>> Begin

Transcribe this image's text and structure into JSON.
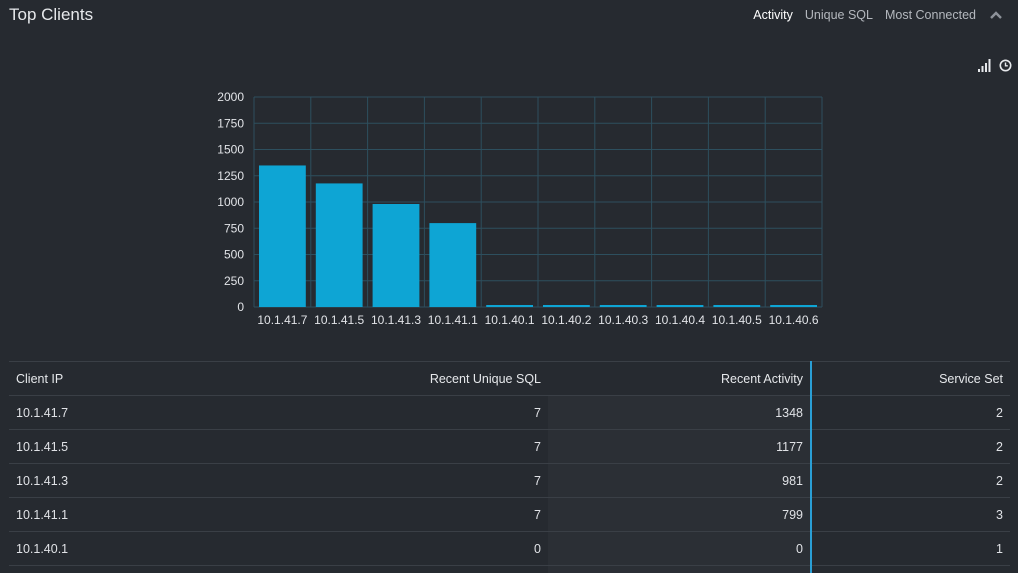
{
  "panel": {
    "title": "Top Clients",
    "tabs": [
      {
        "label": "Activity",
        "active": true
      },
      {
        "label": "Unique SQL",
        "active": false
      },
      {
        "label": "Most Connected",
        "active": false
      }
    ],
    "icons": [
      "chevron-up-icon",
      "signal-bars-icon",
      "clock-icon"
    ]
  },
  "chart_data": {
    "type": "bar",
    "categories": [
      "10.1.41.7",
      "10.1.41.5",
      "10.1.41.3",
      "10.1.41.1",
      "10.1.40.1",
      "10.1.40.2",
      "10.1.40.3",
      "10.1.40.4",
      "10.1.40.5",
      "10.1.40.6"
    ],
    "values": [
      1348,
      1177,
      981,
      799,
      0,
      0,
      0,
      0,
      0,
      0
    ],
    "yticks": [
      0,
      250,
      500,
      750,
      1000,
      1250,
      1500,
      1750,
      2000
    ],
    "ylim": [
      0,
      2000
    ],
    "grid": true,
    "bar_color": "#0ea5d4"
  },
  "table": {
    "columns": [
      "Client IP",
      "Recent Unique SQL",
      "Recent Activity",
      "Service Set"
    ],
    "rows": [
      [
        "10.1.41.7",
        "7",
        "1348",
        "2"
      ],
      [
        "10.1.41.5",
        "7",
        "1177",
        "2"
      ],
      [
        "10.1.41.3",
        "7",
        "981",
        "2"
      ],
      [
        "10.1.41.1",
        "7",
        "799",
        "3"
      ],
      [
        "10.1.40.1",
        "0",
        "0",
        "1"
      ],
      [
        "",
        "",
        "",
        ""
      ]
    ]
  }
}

>> End

● Your goal
Restate the entire listing word for word, excluding pictures.

● Solution for this task
Transcribe this image's text and structure into JSON.
{
  "panel": {
    "title": "Top Clients",
    "tabs": [
      {
        "label": "Activity",
        "active": true
      },
      {
        "label": "Unique SQL",
        "active": false
      },
      {
        "label": "Most Connected",
        "active": false
      }
    ],
    "icons": [
      "chevron-up-icon",
      "signal-bars-icon",
      "clock-icon"
    ]
  },
  "chart_data": {
    "type": "bar",
    "categories": [
      "10.1.41.7",
      "10.1.41.5",
      "10.1.41.3",
      "10.1.41.1",
      "10.1.40.1",
      "10.1.40.2",
      "10.1.40.3",
      "10.1.40.4",
      "10.1.40.5",
      "10.1.40.6"
    ],
    "values": [
      1348,
      1177,
      981,
      799,
      0,
      0,
      0,
      0,
      0,
      0
    ],
    "yticks": [
      0,
      250,
      500,
      750,
      1000,
      1250,
      1500,
      1750,
      2000
    ],
    "ylim": [
      0,
      2000
    ],
    "grid": true,
    "bar_color": "#0ea5d4"
  },
  "table": {
    "columns": [
      "Client IP",
      "Recent Unique SQL",
      "Recent Activity",
      "Service Set"
    ],
    "rows": [
      [
        "10.1.41.7",
        "7",
        "1348",
        "2"
      ],
      [
        "10.1.41.5",
        "7",
        "1177",
        "2"
      ],
      [
        "10.1.41.3",
        "7",
        "981",
        "2"
      ],
      [
        "10.1.41.1",
        "7",
        "799",
        "3"
      ],
      [
        "10.1.40.1",
        "0",
        "0",
        "1"
      ],
      [
        "",
        "",
        "",
        ""
      ]
    ]
  }
}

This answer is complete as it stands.